# Task goal
Restate the records below word for word.

######

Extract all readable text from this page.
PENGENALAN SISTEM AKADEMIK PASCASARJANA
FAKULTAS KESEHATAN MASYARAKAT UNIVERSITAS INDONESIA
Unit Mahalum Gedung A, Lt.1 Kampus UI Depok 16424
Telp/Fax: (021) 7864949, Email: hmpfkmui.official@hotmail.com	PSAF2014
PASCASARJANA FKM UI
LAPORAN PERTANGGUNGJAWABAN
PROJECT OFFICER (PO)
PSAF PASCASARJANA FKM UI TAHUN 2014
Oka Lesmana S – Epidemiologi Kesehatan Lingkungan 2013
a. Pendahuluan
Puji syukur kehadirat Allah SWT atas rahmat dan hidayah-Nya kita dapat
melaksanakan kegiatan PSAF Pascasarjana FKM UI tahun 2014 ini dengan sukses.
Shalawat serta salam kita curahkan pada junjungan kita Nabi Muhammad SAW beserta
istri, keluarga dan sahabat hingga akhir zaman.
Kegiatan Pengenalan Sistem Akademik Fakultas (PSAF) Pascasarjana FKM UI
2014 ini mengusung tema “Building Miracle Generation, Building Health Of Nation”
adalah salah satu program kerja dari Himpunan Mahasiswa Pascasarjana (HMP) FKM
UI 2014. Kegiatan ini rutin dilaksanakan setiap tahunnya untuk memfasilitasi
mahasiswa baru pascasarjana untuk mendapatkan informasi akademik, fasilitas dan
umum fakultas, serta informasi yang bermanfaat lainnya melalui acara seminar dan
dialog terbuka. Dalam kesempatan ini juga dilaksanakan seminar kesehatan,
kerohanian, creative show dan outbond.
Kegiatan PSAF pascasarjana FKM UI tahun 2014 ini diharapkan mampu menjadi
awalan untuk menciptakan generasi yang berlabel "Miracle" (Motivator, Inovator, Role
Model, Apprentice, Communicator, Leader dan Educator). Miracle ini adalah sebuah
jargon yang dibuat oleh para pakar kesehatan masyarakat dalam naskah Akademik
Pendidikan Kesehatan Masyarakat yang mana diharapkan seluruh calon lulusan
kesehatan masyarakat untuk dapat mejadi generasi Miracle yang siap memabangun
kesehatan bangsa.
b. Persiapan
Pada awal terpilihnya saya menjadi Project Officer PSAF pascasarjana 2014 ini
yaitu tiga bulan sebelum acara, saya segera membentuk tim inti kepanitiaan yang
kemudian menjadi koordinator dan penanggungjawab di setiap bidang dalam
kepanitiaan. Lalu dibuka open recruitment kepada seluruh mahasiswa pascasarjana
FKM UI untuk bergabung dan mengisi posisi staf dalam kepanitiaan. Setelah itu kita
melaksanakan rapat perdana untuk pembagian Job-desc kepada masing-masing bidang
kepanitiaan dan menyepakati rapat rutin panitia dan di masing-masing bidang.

######

# Output below
Extract all readable text from this page.
PENGENALAN SISTEM AKADEMIK PASCASARJANA
FAKULTAS KESEHATAN MASYARAKAT UNIVERSITAS INDONESIA
Unit Mahalum Gedung A, Lt.1 Kampus UI Depok 16424
Telp/Fax: (021) 7864949, Email: hmpfkmui.official@hotmail.com	PSAF2014
PASCASARJANA FKM UI
LAPORAN PERTANGGUNGJAWABAN
PROJECT OFFICER (PO)
PSAF PASCASARJANA FKM UI TAHUN 2014
Oka Lesmana S – Epidemiologi Kesehatan Lingkungan 2013
a. Pendahuluan
Puji syukur kehadirat Allah SWT atas rahmat dan hidayah-Nya kita dapat
melaksanakan kegiatan PSAF Pascasarjana FKM UI tahun 2014 ini dengan sukses.
Shalawat serta salam kita curahkan pada junjungan kita Nabi Muhammad SAW beserta
istri, keluarga dan sahabat hingga akhir zaman.
Kegiatan Pengenalan Sistem Akademik Fakultas (PSAF) Pascasarjana FKM UI
2014 ini mengusung tema “Building Miracle Generation, Building Health Of Nation”
adalah salah satu program kerja dari Himpunan Mahasiswa Pascasarjana (HMP) FKM
UI 2014. Kegiatan ini rutin dilaksanakan setiap tahunnya untuk memfasilitasi
mahasiswa baru pascasarjana untuk mendapatkan informasi akademik, fasilitas dan
umum fakultas, serta informasi yang bermanfaat lainnya melalui acara seminar dan
dialog terbuka. Dalam kesempatan ini juga dilaksanakan seminar kesehatan,
kerohanian, creative show dan outbond.
Kegiatan PSAF pascasarjana FKM UI tahun 2014 ini diharapkan mampu menjadi
awalan untuk menciptakan generasi yang berlabel "Miracle" (Motivator, Inovator, Role
Model, Apprentice, Communicator, Leader dan Educator). Miracle ini adalah sebuah
jargon yang dibuat oleh para pakar kesehatan masyarakat dalam naskah Akademik
Pendidikan Kesehatan Masyarakat yang mana diharapkan seluruh calon lulusan
kesehatan masyarakat untuk dapat mejadi generasi Miracle yang siap memabangun
kesehatan bangsa.
b. Persiapan
Pada awal terpilihnya saya menjadi Project Officer PSAF pascasarjana 2014 ini
yaitu tiga bulan sebelum acara, saya segera membentuk tim inti kepanitiaan yang
kemudian menjadi koordinator dan penanggungjawab di setiap bidang dalam
kepanitiaan. Lalu dibuka open recruitment kepada seluruh mahasiswa pascasarjana
FKM UI untuk bergabung dan mengisi posisi staf dalam kepanitiaan. Setelah itu kita
melaksanakan rapat perdana untuk pembagian Job-desc kepada masing-masing bidang
kepanitiaan dan menyepakati rapat rutin panitia dan di masing-masing bidang.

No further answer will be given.